▸ **Texto analizado**
^^^^^^^^^^^^^^^^

25 de marzo de 2013
¡Slapst, slapst, slapst! Las zapatillas del corredor en círculos vuelven a chancletear sobre el cemento del invierno achaparrado y pluvial de la provincia. Círculos, en efecto. Repetimos paisaje y sucesos. Parece que no se soluciona el malentendido: la extraña y singular súplica que Dios entiende todos los años por Semana Santa es que llueva permanentemente sobre los papones*, que para eso tienen el capuchón a dos aguas. Bendecidos queden.
Hacía más de veinte años que no visitaba La soledad del corredor de fondo. Lo leo otra vez. A modo de expiación por no haber salido en diecinueve días, por enmendarle la cita del epílogo del libro (está en imprenta) a Luis Grau y porque tenía curiosidad por saber cuánto corría el muchacho. Seis kilómetros en las glaciales mañanas de Essex y ocho kilómetros en la catártica competición. Vaya. No quiero oír risitas. A mí me parece una distancia de la hostia.
Allan Sillitoe.

^^^^^^^^^^^^^^^^

▸ **Datos proporcionados**
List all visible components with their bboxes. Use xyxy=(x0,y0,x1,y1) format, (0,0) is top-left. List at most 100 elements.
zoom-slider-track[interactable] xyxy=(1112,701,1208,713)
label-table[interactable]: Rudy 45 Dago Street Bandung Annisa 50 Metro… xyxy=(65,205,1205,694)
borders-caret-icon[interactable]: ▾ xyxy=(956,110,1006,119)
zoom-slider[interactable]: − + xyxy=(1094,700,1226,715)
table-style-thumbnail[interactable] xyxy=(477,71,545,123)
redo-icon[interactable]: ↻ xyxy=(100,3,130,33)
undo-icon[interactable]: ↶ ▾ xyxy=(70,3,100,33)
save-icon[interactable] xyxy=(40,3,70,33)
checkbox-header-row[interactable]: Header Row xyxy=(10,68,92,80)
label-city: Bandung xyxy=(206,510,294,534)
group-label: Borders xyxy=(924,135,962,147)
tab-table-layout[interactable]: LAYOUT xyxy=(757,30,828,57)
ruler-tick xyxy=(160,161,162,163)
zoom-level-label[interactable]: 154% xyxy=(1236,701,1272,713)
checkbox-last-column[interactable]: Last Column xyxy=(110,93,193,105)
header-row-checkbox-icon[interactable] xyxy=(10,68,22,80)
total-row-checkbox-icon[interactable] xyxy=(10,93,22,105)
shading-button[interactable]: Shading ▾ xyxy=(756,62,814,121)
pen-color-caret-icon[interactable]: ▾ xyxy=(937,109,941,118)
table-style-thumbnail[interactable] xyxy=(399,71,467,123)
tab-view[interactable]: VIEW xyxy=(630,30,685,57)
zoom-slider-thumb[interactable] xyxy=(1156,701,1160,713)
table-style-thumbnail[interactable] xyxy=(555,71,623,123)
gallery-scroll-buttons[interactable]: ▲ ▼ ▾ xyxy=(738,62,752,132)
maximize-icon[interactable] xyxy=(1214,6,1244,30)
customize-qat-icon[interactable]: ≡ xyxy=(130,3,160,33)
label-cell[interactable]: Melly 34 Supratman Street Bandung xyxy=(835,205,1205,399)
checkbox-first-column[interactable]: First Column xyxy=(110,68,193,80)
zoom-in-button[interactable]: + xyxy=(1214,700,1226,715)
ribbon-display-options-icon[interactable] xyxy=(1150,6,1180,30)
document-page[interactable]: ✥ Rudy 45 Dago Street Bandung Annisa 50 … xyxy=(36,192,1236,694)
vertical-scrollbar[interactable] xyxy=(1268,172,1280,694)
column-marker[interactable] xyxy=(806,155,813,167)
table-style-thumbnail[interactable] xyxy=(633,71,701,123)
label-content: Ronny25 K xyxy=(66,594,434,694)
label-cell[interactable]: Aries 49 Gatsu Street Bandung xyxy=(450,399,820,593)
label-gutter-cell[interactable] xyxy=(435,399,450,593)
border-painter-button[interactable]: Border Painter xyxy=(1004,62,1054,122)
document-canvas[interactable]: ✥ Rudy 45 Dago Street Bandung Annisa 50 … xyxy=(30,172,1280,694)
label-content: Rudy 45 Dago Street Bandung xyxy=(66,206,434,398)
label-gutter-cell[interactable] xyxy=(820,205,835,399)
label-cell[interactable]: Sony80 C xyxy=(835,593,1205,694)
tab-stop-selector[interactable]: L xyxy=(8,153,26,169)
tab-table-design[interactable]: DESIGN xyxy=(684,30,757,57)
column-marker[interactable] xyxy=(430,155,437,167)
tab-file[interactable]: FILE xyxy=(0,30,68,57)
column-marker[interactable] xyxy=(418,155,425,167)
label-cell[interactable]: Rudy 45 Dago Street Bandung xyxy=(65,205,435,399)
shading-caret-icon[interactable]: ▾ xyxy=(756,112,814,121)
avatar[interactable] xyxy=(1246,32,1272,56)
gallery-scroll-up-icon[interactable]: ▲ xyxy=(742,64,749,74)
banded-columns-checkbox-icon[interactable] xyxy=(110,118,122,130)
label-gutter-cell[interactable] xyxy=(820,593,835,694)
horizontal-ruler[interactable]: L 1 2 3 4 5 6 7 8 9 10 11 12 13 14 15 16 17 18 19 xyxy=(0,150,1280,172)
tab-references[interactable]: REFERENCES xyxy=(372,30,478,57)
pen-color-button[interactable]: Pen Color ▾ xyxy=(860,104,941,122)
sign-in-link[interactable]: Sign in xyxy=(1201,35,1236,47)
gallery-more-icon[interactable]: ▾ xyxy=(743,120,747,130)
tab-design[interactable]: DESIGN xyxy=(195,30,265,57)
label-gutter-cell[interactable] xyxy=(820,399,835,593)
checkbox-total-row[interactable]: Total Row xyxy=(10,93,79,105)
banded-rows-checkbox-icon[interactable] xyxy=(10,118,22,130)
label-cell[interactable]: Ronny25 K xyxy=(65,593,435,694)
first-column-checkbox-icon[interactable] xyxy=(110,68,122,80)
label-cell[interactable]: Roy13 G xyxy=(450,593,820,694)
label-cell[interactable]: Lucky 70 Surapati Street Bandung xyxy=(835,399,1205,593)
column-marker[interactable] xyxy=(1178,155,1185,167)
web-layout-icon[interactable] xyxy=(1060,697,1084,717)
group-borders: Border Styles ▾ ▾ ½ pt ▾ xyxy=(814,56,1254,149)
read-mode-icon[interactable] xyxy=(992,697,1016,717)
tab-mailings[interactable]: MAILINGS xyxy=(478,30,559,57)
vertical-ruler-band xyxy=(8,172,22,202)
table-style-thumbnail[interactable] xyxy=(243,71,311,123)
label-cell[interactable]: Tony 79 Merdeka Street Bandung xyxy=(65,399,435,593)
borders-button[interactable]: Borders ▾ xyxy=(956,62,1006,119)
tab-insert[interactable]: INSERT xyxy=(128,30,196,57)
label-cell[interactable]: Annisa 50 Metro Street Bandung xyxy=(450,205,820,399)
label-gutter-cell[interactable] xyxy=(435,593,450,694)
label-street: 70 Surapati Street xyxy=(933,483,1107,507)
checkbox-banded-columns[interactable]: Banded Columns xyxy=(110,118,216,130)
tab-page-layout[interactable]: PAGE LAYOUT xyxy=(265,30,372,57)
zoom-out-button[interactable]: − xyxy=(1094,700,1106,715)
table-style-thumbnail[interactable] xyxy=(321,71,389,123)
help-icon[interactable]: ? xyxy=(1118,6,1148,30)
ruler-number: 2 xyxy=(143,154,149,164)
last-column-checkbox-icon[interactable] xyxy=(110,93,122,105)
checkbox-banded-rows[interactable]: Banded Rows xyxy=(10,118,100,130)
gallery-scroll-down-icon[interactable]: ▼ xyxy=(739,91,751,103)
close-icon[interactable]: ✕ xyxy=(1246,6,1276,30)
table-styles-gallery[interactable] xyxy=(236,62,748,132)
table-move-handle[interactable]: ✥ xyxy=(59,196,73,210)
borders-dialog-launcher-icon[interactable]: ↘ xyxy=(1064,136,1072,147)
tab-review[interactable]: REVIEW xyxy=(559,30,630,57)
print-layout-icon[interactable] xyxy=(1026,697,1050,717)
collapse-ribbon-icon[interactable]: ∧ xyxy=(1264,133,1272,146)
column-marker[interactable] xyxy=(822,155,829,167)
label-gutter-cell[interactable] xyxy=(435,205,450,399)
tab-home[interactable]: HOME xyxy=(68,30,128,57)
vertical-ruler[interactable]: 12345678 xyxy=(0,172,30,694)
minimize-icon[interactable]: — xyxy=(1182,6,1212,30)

^^^^^^^^^^^^^^^^

▸ **Instrucciones**
**a.** Según el texto sobre el corredor de fondo, ¿cuántos kilómetros corría el muchacho en las mañanas de Essex?
**b.** Prosiga el texto sobre el corredor de fondo a partir de su última frase.
No hace falta consultar las líneas para resolver lo que se pide.

▸ **Respuestas esperadas**
**a.** Seis kilómetros.

**b.**
The Loneliness of the Long Distance Runner
Ya podía oír a los señores y a las señoras de la tribuna y les veía de pie, preparados para recibirme. ¡Corre!, gritaban con sus voces de pijos ¡Corre! Pero yo estaba sordo y pasmado y ciego; y me quedé quieto en el sitio, todavía saboreando la corteza que llevaba en la boca y todavía llorando como un crío, llorando esta vez de felicidad por haberles derrotado por fin.
Al final robaba y huía y rabiaba y todo porque se había muerto su papá. Esto era antes de que los realistas sucios ensombreciesen nuestras almas y prosas y cuando los cuentos todavía conservaban alguna moraleja.
Leo, miro fotos... Mis fotos. Corro con los hombros arriba y las manos tontas, igual que los tiranosaurios. Rígido. Con el tren superior tenso. Así que lo hago mal como fondista y soy la descojonación como velocista. Supongo que por eso no me siento solo (hablando de títulos perfectos pero engañosos: tampoco el portero siente ningún miedo ante el penalty). No me siento solo, repito. Es lógico, ya que no dejo a nadie atrás.
*En León a los disciplinantes o cofrades se les dice papones.